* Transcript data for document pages

---------------

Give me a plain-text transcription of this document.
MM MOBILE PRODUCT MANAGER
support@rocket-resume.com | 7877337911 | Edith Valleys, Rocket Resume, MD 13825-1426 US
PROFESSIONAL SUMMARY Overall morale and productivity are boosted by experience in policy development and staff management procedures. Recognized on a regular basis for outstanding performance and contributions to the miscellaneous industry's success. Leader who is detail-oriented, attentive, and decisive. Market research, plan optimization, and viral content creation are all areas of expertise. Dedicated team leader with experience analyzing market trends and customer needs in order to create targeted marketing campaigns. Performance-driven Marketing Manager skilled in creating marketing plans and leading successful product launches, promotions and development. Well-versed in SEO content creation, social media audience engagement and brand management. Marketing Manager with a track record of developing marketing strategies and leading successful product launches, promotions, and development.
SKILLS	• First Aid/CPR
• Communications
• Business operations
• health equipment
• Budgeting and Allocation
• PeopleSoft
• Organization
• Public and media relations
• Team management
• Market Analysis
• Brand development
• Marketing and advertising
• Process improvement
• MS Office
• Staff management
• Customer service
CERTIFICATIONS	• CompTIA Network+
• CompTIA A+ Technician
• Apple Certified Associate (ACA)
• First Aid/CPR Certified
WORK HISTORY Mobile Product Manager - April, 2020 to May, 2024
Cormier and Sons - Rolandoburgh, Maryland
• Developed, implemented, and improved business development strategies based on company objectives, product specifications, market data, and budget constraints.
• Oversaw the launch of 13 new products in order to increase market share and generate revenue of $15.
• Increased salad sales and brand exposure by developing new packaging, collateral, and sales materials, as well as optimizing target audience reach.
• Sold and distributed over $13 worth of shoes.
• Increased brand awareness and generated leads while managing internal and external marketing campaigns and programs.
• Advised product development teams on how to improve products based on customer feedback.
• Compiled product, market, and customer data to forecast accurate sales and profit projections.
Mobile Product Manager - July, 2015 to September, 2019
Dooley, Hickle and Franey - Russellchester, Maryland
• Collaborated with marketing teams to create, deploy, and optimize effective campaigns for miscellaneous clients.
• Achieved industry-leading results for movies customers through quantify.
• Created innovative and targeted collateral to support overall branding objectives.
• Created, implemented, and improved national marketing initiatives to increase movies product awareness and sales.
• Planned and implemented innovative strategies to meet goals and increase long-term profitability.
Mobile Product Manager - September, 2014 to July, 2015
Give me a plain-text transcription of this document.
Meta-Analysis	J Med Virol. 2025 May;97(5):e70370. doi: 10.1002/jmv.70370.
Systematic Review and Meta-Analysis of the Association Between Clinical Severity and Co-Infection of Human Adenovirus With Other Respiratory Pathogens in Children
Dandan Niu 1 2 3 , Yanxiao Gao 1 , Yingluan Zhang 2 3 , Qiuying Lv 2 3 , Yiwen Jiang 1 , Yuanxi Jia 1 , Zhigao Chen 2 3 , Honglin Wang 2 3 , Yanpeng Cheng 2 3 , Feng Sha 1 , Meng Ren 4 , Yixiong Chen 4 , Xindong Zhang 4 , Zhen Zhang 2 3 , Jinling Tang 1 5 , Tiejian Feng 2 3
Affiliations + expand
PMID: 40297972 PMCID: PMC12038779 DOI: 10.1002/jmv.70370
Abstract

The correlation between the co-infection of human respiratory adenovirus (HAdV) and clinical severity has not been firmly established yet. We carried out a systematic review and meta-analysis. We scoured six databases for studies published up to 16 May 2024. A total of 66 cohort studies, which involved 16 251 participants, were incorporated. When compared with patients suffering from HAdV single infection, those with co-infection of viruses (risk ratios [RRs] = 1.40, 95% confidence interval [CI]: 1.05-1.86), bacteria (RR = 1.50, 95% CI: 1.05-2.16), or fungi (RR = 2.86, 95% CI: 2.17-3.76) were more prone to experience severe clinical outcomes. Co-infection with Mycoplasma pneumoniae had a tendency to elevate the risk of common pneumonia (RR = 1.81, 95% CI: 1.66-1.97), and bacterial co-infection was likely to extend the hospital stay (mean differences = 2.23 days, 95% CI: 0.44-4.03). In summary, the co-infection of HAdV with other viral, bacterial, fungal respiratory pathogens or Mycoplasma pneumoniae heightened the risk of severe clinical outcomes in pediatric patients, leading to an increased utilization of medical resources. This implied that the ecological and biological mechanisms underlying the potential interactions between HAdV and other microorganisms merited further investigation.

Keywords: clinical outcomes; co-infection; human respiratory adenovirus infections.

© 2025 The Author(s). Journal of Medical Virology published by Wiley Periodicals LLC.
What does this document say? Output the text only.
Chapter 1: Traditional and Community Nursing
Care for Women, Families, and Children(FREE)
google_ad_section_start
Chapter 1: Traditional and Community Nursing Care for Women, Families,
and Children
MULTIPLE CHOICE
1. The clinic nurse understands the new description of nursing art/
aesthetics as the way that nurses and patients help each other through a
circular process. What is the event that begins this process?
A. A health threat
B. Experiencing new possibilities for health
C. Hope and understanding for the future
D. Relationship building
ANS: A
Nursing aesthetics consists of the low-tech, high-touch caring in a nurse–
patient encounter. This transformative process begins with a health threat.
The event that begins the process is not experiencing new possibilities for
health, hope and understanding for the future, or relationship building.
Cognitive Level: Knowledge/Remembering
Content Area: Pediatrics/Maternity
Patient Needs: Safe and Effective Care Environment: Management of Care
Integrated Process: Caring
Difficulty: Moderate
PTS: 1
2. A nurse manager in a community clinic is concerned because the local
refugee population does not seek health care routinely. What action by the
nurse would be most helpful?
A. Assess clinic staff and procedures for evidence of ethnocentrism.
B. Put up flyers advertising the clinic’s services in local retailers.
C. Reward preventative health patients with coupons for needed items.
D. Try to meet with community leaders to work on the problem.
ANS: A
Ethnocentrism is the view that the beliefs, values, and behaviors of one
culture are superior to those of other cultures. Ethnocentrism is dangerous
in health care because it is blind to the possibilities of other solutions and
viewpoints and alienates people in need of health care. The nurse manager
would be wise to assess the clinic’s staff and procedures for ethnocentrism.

---------------

* TASK
Your reply should hold every line from the data that contains "support", copied in full.

* SOLVED EXERCISE
support@rocket-resume.com | 7877337911 | Edith Valleys, Rocket Resume, MD 13825-1426 US
• Created innovative and targeted collateral to support overall branding objectives.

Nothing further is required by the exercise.